Part of a data file:
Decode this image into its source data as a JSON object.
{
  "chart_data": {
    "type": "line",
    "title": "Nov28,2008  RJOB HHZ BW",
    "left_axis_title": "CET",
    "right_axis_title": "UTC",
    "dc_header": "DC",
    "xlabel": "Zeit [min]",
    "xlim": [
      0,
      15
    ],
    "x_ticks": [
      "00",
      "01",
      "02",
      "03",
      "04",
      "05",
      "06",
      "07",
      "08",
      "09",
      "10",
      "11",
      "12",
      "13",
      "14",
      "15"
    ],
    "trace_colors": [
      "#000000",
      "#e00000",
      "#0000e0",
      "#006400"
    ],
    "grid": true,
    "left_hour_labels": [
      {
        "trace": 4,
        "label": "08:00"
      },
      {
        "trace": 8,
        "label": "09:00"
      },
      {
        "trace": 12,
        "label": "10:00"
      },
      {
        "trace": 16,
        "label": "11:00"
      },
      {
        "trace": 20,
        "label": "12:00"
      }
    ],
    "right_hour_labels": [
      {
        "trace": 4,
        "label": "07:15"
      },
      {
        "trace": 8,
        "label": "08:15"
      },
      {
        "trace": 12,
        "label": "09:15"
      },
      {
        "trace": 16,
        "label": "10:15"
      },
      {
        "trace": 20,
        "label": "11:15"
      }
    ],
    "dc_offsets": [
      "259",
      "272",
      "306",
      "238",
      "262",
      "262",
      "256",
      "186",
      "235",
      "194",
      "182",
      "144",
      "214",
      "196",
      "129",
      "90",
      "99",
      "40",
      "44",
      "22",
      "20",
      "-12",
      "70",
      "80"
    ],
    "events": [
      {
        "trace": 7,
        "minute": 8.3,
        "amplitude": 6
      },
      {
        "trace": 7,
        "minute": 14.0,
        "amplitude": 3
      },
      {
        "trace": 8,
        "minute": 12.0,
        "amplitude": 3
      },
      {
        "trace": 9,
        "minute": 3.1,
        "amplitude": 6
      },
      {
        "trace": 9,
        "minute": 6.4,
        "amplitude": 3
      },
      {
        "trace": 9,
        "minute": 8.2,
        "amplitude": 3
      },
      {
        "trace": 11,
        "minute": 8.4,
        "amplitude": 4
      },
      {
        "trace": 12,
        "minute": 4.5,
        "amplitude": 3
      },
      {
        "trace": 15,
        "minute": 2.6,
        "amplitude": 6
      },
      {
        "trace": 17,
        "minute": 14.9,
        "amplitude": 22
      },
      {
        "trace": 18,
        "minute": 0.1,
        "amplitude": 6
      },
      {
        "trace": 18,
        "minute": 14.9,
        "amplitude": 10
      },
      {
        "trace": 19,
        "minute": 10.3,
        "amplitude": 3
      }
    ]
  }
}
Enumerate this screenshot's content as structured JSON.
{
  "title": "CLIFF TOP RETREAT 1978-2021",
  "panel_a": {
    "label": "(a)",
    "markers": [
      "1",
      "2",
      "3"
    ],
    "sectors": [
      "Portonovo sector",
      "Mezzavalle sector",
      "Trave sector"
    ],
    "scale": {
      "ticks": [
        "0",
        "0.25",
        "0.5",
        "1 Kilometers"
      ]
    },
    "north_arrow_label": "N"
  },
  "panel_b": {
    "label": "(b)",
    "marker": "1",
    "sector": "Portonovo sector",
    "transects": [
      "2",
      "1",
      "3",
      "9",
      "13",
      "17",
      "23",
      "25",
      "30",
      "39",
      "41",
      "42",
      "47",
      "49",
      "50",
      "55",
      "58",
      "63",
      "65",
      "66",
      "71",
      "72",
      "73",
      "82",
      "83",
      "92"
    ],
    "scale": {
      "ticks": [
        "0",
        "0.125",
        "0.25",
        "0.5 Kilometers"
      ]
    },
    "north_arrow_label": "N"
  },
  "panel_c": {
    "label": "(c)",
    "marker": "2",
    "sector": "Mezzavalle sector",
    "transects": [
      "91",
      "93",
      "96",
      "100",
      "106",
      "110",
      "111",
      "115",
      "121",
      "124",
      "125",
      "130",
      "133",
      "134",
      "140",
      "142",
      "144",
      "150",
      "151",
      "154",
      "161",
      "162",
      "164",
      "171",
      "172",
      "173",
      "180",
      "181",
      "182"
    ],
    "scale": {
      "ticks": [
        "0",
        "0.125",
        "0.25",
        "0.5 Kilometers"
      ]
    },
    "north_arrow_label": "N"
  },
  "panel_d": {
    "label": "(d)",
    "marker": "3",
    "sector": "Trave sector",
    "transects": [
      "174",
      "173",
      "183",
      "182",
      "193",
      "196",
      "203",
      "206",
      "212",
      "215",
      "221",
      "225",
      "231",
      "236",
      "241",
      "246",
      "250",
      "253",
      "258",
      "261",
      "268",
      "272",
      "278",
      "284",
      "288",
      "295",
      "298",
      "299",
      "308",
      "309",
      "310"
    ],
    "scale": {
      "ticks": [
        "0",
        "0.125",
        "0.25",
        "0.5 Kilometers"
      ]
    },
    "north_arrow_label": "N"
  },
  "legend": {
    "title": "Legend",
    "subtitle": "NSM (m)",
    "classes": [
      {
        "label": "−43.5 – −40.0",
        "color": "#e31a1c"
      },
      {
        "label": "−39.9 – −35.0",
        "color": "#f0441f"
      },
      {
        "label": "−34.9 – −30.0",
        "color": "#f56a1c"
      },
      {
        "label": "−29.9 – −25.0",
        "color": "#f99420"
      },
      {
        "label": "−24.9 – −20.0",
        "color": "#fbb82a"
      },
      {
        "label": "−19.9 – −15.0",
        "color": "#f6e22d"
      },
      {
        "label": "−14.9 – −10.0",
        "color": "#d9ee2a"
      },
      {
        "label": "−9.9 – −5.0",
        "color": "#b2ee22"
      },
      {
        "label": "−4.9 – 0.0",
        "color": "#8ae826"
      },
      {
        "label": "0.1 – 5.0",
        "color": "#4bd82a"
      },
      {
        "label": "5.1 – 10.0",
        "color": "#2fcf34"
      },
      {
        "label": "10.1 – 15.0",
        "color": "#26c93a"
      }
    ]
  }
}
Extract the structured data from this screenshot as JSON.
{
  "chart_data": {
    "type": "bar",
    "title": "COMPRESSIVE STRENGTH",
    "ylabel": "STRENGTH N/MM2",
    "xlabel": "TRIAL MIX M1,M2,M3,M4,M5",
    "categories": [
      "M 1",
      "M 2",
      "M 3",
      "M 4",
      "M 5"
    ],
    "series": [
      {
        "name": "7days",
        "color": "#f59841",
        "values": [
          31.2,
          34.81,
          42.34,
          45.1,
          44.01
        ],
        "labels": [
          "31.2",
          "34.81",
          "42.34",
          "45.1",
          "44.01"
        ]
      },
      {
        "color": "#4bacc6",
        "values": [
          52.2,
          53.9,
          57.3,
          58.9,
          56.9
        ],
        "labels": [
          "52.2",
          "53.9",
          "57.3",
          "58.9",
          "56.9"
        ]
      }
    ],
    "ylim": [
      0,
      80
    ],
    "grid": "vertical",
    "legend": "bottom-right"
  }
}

Task instructions:
Your task is to reproduce, exactly and exclusively, the lines from the one holding "Extract the structured" through the final line of the listing.

Output:
Extract the structured data from this screenshot as JSON.
{
  "chart_data": {
    "type": "bar",
    "title": "COMPRESSIVE STRENGTH",
    "ylabel": "STRENGTH N/MM2",
    "xlabel": "TRIAL MIX M1,M2,M3,M4,M5",
    "categories": [
      "M 1",
      "M 2",
      "M 3",
      "M 4",
      "M 5"
    ],
    "series": [
      {
        "name": "7days",
        "color": "#f59841",
        "values": [
          31.2,
          34.81,
          42.34,
          45.1,
          44.01
        ],
        "labels": [
          "31.2",
          "34.81",
          "42.34",
          "45.1",
          "44.01"
        ]
      },
      {
        "color": "#4bacc6",
        "values": [
          52.2,
          53.9,
          57.3,
          58.9,
          56.9
        ],
        "labels": [
          "52.2",
          "53.9",
          "57.3",
          "58.9",
          "56.9"
        ]
      }
    ],
    "ylim": [
      0,
      80
    ],
    "grid": "vertical",
    "legend": "bottom-right"
  }
}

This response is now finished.